--- start of SUPPLIED ENTRIES ---
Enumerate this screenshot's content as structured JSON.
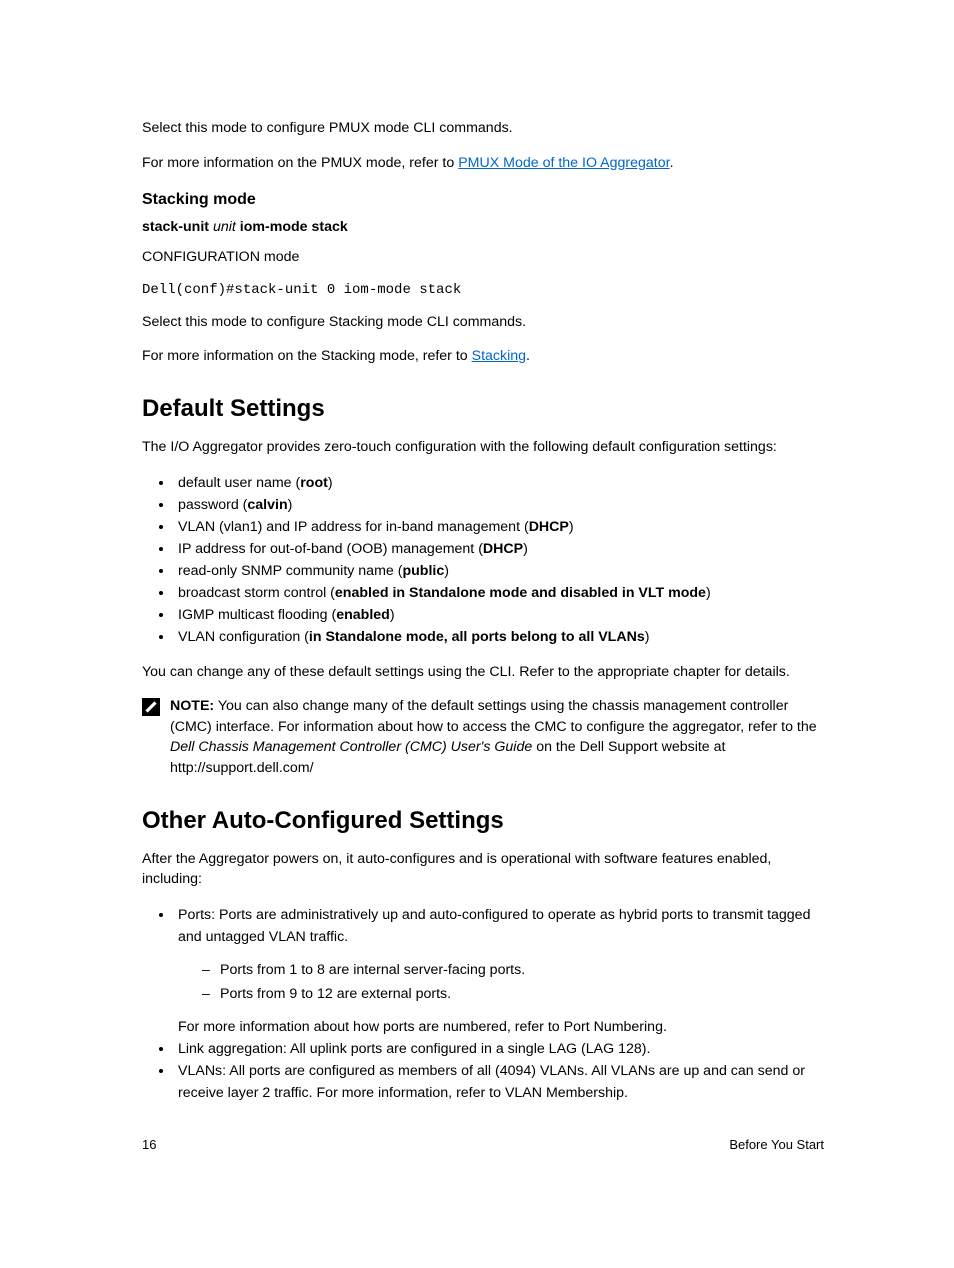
{
  "intro": {
    "p1": "Select this mode to configure PMUX mode CLI commands.",
    "p2_pre": "For more information on the PMUX mode, refer to ",
    "p2_link": "PMUX Mode of the IO Aggregator",
    "p2_post": "."
  },
  "stacking": {
    "heading": "Stacking mode",
    "cmd_pre": "stack-unit ",
    "cmd_ital": "unit",
    "cmd_post": " iom-mode stack",
    "mode": "CONFIGURATION mode",
    "code": "Dell(conf)#stack-unit 0 iom-mode stack",
    "p1": "Select this mode to configure Stacking mode CLI commands.",
    "p2_pre": "For more information on the Stacking mode, refer to ",
    "p2_link": "Stacking",
    "p2_post": "."
  },
  "defaults": {
    "heading": "Default Settings",
    "intro": "The I/O Aggregator provides zero-touch configuration with the following default configuration settings:",
    "items": [
      {
        "pre": "default user name (",
        "bold": "root",
        "post": ")"
      },
      {
        "pre": "password (",
        "bold": "calvin",
        "post": ")"
      },
      {
        "pre": "VLAN (vlan1) and IP address for in-band management (",
        "bold": "DHCP",
        "post": ")"
      },
      {
        "pre": "IP address for out-of-band (OOB) management (",
        "bold": "DHCP",
        "post": ")"
      },
      {
        "pre": "read-only SNMP community name (",
        "bold": "public",
        "post": ")"
      },
      {
        "pre": "broadcast storm control (",
        "bold": "enabled in Standalone mode and disabled in VLT mode",
        "post": ")"
      },
      {
        "pre": "IGMP multicast flooding (",
        "bold": "enabled",
        "post": ")"
      },
      {
        "pre": "VLAN configuration (",
        "bold": "in Standalone mode, all ports belong to all VLANs",
        "post": ")"
      }
    ],
    "after": "You can change any of these default settings using the CLI. Refer to the appropriate chapter for details.",
    "note_label": "NOTE:",
    "note_1": " You can also change many of the default settings using the chassis management controller (CMC) interface. For information about how to access the CMC to configure the aggregator, refer to the ",
    "note_ital": "Dell Chassis Management Controller (CMC) User's Guide",
    "note_2": " on the Dell Support website at http://support.dell.com/"
  },
  "other": {
    "heading": "Other Auto-Configured Settings",
    "intro": "After the Aggregator powers on, it auto-configures and is operational with software features enabled, including:",
    "li1": "Ports: Ports are administratively up and auto-configured to operate as hybrid ports to transmit tagged and untagged VLAN traffic.",
    "li1_sub1": "Ports from 1 to 8 are internal server-facing ports.",
    "li1_sub2": "Ports from 9 to 12 are external ports.",
    "li1_after": "For more information about how ports are numbered, refer to Port Numbering.",
    "li2": "Link aggregation: All uplink ports are configured in a single LAG (LAG 128).",
    "li3": "VLANs: All ports are configured as members of all (4094) VLANs. All VLANs are up and can send or receive layer 2 traffic. For more information, refer to VLAN Membership."
  },
  "footer": {
    "page": "16",
    "title": "Before You Start"
  }
}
--- end of SUPPLIED ENTRIES ---
EXERCISE REQUIREMENTS: Out of the material above, select every line that holds the string "about".

EXERCISE ANSWER:
    "note_1": " You can also change many of the default settings using the chassis management controller (CMC) interface. For information about how to access the CMC to configure the aggregator, refer to the ",
    "li1_after": "For more information about how ports are numbered, refer to Port Numbering.",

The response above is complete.